>> begin
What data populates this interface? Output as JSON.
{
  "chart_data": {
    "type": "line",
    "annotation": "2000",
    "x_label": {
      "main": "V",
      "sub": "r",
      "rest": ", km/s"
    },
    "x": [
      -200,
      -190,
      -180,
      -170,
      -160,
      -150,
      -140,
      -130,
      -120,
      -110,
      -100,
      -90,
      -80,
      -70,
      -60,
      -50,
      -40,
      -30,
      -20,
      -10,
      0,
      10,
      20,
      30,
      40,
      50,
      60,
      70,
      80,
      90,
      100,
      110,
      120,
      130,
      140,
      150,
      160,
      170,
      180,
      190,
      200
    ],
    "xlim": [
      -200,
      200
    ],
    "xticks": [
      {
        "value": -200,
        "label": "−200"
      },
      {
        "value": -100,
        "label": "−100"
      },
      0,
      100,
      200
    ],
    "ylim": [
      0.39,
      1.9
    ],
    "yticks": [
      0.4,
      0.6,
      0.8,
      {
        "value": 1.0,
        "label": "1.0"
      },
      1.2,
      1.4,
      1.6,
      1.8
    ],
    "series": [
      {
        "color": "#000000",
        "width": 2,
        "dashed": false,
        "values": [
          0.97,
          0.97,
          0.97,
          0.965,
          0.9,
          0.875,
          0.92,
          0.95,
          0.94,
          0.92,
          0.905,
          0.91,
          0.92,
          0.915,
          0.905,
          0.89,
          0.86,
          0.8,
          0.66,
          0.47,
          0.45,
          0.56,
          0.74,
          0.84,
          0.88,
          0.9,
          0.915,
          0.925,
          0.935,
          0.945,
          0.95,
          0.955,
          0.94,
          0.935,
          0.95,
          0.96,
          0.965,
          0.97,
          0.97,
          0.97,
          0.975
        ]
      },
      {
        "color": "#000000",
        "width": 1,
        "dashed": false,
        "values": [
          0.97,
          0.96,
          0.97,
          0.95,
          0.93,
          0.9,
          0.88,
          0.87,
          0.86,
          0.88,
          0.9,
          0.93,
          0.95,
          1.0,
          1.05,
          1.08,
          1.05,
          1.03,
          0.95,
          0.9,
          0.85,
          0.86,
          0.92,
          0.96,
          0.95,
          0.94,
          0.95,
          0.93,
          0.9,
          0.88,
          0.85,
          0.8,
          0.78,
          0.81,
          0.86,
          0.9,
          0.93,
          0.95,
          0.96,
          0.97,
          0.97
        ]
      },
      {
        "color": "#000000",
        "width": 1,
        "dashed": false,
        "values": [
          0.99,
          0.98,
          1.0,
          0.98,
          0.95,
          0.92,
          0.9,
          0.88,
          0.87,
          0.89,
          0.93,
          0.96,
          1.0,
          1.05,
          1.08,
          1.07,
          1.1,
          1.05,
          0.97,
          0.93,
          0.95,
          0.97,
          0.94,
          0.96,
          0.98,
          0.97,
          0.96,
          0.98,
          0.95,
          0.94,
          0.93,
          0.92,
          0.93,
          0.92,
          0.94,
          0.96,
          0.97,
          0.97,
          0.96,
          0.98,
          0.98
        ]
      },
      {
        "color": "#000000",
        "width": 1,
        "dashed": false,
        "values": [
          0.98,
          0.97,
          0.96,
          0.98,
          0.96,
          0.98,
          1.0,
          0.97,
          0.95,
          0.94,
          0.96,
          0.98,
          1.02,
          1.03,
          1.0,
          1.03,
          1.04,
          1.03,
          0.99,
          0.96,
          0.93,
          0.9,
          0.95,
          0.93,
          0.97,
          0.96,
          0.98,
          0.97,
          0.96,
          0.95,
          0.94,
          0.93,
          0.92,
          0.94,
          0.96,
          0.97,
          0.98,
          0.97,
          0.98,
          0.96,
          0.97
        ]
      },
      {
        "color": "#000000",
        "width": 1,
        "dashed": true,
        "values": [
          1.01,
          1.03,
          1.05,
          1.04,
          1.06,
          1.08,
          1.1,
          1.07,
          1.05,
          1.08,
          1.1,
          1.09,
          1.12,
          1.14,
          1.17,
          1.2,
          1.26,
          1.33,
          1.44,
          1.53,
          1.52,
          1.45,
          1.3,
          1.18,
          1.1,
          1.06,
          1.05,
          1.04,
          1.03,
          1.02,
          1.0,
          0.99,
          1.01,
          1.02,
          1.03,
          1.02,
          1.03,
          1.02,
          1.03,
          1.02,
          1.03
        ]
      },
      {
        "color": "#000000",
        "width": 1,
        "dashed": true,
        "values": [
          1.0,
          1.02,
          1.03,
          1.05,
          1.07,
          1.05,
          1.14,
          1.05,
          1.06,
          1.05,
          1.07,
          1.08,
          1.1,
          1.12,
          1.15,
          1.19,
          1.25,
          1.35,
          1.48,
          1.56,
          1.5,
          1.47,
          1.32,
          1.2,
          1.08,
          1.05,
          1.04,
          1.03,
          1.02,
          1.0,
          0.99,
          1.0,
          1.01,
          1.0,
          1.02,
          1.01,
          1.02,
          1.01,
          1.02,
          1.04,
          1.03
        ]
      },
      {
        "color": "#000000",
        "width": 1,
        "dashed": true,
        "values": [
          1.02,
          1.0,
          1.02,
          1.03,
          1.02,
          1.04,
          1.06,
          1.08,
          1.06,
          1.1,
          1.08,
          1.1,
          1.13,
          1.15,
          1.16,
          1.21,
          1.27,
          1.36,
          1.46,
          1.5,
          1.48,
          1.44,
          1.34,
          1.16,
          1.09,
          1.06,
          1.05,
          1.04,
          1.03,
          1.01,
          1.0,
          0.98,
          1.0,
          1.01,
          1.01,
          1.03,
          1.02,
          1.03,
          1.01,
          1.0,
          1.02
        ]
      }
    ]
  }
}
>> end
> **EXERCISE INSTRUCTIONS**: Write out each line of the data above again, exactly as given.

> **FULL OUTPUT**:
What data populates this interface? Output as JSON.
{
  "chart_data": {
    "type": "line",
    "annotation": "2000",
    "x_label": {
      "main": "V",
      "sub": "r",
      "rest": ", km/s"
    },
    "x": [
      -200,
      -190,
      -180,
      -170,
      -160,
      -150,
      -140,
      -130,
      -120,
      -110,
      -100,
      -90,
      -80,
      -70,
      -60,
      -50,
      -40,
      -30,
      -20,
      -10,
      0,
      10,
      20,
      30,
      40,
      50,
      60,
      70,
      80,
      90,
      100,
      110,
      120,
      130,
      140,
      150,
      160,
      170,
      180,
      190,
      200
    ],
    "xlim": [
      -200,
      200
    ],
    "xticks": [
      {
        "value": -200,
        "label": "−200"
      },
      {
        "value": -100,
        "label": "−100"
      },
      0,
      100,
      200
    ],
    "ylim": [
      0.39,
      1.9
    ],
    "yticks": [
      0.4,
      0.6,
      0.8,
      {
        "value": 1.0,
        "label": "1.0"
      },
      1.2,
      1.4,
      1.6,
      1.8
    ],
    "series": [
      {
        "color": "#000000",
        "width": 2,
        "dashed": false,
        "values": [
          0.97,
          0.97,
          0.97,
          0.965,
          0.9,
          0.875,
          0.92,
          0.95,
          0.94,
          0.92,
          0.905,
          0.91,
          0.92,
          0.915,
          0.905,
          0.89,
          0.86,
          0.8,
          0.66,
          0.47,
          0.45,
          0.56,
          0.74,
          0.84,
          0.88,
          0.9,
          0.915,
          0.925,
          0.935,
          0.945,
          0.95,
          0.955,
          0.94,
          0.935,
          0.95,
          0.96,
          0.965,
          0.97,
          0.97,
          0.97,
          0.975
        ]
      },
      {
        "color": "#000000",
        "width": 1,
        "dashed": false,
        "values": [
          0.97,
          0.96,
          0.97,
          0.95,
          0.93,
          0.9,
          0.88,
          0.87,
          0.86,
          0.88,
          0.9,
          0.93,
          0.95,
          1.0,
          1.05,
          1.08,
          1.05,
          1.03,
          0.95,
          0.9,
          0.85,
          0.86,
          0.92,
          0.96,
          0.95,
          0.94,
          0.95,
          0.93,
          0.9,
          0.88,
          0.85,
          0.8,
          0.78,
          0.81,
          0.86,
          0.9,
          0.93,
          0.95,
          0.96,
          0.97,
          0.97
        ]
      },
      {
        "color": "#000000",
        "width": 1,
        "dashed": false,
        "values": [
          0.99,
          0.98,
          1.0,
          0.98,
          0.95,
          0.92,
          0.9,
          0.88,
          0.87,
          0.89,
          0.93,
          0.96,
          1.0,
          1.05,
          1.08,
          1.07,
          1.1,
          1.05,
          0.97,
          0.93,
          0.95,
          0.97,
          0.94,
          0.96,
          0.98,
          0.97,
          0.96,
          0.98,
          0.95,
          0.94,
          0.93,
          0.92,
          0.93,
          0.92,
          0.94,
          0.96,
          0.97,
          0.97,
          0.96,
          0.98,
          0.98
        ]
      },
      {
        "color": "#000000",
        "width": 1,
        "dashed": false,
        "values": [
          0.98,
          0.97,
          0.96,
          0.98,
          0.96,
          0.98,
          1.0,
          0.97,
          0.95,
          0.94,
          0.96,
          0.98,
          1.02,
          1.03,
          1.0,
          1.03,
          1.04,
          1.03,
          0.99,
          0.96,
          0.93,
          0.9,
          0.95,
          0.93,
          0.97,
          0.96,
          0.98,
          0.97,
          0.96,
          0.95,
          0.94,
          0.93,
          0.92,
          0.94,
          0.96,
          0.97,
          0.98,
          0.97,
          0.98,
          0.96,
          0.97
        ]
      },
      {
        "color": "#000000",
        "width": 1,
        "dashed": true,
        "values": [
          1.01,
          1.03,
          1.05,
          1.04,
          1.06,
          1.08,
          1.1,
          1.07,
          1.05,
          1.08,
          1.1,
          1.09,
          1.12,
          1.14,
          1.17,
          1.2,
          1.26,
          1.33,
          1.44,
          1.53,
          1.52,
          1.45,
          1.3,
          1.18,
          1.1,
          1.06,
          1.05,
          1.04,
          1.03,
          1.02,
          1.0,
          0.99,
          1.01,
          1.02,
          1.03,
          1.02,
          1.03,
          1.02,
          1.03,
          1.02,
          1.03
        ]
      },
      {
        "color": "#000000",
        "width": 1,
        "dashed": true,
        "values": [
          1.0,
          1.02,
          1.03,
          1.05,
          1.07,
          1.05,
          1.14,
          1.05,
          1.06,
          1.05,
          1.07,
          1.08,
          1.1,
          1.12,
          1.15,
          1.19,
          1.25,
          1.35,
          1.48,
          1.56,
          1.5,
          1.47,
          1.32,
          1.2,
          1.08,
          1.05,
          1.04,
          1.03,
          1.02,
          1.0,
          0.99,
          1.0,
          1.01,
          1.0,
          1.02,
          1.01,
          1.02,
          1.01,
          1.02,
          1.04,
          1.03
        ]
      },
      {
        "color": "#000000",
        "width": 1,
        "dashed": true,
        "values": [
          1.02,
          1.0,
          1.02,
          1.03,
          1.02,
          1.04,
          1.06,
          1.08,
          1.06,
          1.1,
          1.08,
          1.1,
          1.13,
          1.15,
          1.16,
          1.21,
          1.27,
          1.36,
          1.46,
          1.5,
          1.48,
          1.44,
          1.34,
          1.16,
          1.09,
          1.06,
          1.05,
          1.04,
          1.03,
          1.01,
          1.0,
          0.98,
          1.0,
          1.01,
          1.01,
          1.03,
          1.02,
          1.03,
          1.01,
          1.0,
          1.02
        ]
      }
    ]
  }
}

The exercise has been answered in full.